*Stated goal:* Scan the material for the word "Ultra", and copy each line where it shows up.

*Data for processing:*

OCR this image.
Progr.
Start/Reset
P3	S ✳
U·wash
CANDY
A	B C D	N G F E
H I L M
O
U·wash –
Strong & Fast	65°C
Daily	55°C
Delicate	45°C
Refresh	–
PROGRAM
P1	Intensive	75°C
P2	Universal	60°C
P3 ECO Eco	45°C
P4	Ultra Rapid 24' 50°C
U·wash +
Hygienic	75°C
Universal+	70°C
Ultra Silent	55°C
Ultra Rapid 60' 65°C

*The reply:*
P4	Ultra Rapid 24' 50°C
Ultra Silent	55°C
Ultra Rapid 60' 65°C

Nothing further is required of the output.